Stored data entries:

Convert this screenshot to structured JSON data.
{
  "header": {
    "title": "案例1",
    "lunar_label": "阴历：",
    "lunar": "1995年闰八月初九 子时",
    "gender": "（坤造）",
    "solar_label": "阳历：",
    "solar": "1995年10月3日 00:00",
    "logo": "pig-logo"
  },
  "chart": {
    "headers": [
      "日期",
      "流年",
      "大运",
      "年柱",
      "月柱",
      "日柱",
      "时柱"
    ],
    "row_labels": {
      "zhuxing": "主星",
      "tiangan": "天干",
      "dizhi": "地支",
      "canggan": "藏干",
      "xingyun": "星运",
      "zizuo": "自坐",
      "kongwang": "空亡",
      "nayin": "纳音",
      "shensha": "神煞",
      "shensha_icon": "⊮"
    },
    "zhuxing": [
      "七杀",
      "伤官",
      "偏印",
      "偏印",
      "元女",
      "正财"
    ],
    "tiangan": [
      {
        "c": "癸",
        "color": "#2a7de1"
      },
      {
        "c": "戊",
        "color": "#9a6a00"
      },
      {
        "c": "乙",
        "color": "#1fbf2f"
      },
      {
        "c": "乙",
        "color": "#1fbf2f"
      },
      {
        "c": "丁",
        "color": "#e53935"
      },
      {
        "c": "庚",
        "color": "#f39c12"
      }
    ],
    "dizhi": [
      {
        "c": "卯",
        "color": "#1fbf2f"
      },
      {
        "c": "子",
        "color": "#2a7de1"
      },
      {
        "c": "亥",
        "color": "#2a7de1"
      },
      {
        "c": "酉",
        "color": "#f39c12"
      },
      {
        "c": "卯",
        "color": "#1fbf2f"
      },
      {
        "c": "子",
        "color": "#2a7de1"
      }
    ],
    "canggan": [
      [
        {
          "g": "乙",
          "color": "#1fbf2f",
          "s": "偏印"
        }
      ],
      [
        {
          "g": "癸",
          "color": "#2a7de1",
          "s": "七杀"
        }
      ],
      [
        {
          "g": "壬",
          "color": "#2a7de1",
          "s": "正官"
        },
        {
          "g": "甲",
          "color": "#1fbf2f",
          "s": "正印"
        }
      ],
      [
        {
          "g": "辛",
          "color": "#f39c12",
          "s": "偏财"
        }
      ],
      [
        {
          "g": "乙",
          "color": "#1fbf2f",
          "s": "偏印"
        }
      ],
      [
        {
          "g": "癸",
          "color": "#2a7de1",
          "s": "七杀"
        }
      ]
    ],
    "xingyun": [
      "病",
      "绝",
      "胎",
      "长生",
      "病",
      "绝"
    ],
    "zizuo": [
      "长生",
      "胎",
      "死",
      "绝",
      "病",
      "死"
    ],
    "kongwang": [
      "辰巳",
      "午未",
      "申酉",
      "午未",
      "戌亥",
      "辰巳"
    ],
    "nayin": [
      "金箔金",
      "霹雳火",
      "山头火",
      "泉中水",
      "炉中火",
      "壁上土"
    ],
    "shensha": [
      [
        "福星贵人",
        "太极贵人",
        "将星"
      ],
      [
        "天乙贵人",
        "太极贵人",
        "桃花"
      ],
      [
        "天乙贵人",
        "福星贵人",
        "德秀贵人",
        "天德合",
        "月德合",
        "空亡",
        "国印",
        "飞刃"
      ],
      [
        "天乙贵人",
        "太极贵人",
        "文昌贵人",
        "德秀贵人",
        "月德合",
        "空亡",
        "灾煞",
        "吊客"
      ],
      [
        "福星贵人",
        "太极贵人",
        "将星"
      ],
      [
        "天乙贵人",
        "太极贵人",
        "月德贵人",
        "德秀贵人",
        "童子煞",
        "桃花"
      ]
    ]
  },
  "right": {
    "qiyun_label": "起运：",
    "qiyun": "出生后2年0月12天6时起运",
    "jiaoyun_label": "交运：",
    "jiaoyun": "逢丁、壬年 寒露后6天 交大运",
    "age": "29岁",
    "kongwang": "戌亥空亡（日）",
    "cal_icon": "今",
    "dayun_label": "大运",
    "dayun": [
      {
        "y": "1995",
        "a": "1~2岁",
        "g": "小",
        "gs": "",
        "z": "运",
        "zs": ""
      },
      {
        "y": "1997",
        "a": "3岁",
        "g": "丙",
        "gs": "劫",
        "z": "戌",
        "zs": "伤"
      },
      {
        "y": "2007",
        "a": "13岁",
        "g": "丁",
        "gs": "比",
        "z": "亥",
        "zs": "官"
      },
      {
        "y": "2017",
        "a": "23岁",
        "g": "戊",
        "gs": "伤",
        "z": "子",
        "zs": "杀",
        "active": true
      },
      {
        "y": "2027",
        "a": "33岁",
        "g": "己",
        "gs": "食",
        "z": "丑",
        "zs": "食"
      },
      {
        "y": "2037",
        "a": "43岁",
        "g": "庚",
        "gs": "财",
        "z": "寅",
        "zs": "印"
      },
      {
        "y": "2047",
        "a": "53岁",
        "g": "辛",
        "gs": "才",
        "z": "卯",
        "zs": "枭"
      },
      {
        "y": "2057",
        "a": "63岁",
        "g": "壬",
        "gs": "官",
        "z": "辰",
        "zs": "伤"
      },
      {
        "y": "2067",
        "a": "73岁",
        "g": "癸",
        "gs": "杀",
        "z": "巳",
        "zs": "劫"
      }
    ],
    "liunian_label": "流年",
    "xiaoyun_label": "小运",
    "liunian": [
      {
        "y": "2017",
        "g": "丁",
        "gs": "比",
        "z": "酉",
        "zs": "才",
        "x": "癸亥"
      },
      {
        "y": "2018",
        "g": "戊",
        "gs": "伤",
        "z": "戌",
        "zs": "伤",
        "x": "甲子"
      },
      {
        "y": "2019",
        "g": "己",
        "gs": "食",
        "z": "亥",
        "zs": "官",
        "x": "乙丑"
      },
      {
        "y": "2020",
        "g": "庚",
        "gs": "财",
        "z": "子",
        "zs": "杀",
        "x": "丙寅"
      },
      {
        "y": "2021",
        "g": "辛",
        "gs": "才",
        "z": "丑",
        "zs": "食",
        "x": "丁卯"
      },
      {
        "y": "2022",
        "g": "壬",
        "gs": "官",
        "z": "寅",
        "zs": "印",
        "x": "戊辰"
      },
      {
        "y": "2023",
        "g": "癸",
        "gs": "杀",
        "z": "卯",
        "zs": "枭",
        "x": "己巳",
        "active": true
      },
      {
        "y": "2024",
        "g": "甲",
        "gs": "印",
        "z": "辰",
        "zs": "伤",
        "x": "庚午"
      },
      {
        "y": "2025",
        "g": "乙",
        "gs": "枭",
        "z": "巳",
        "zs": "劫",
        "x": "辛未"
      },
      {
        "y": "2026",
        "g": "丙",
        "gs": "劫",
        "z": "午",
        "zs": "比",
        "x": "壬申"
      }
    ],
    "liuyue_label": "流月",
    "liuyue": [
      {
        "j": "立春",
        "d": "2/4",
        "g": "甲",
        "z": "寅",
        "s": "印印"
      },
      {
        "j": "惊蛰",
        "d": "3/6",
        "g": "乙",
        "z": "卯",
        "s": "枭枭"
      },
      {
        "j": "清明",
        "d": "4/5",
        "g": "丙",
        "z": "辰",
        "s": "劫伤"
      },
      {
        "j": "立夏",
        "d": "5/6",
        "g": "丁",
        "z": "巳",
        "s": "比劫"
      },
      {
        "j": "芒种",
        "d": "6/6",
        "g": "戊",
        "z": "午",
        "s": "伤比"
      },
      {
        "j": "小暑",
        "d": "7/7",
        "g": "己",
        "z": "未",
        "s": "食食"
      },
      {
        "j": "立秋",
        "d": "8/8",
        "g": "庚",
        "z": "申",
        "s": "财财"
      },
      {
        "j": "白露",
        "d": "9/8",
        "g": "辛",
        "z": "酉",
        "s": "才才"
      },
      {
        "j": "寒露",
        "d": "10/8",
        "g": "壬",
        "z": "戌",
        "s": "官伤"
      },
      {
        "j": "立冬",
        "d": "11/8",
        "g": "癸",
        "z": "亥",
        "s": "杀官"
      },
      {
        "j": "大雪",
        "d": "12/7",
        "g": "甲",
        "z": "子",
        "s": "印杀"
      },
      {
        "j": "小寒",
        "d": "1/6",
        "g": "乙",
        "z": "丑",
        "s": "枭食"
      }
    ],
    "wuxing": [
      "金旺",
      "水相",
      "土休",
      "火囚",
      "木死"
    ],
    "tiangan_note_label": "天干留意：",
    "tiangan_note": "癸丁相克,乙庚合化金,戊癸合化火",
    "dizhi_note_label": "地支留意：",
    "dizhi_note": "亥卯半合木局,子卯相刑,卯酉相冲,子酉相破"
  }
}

Instructions to follow:
List all lines from the entries that include the word "kongwang".

Response to the task:
      "kongwang": "空亡",
    "kongwang": [
    "kongwang": "戌亥空亡（日）",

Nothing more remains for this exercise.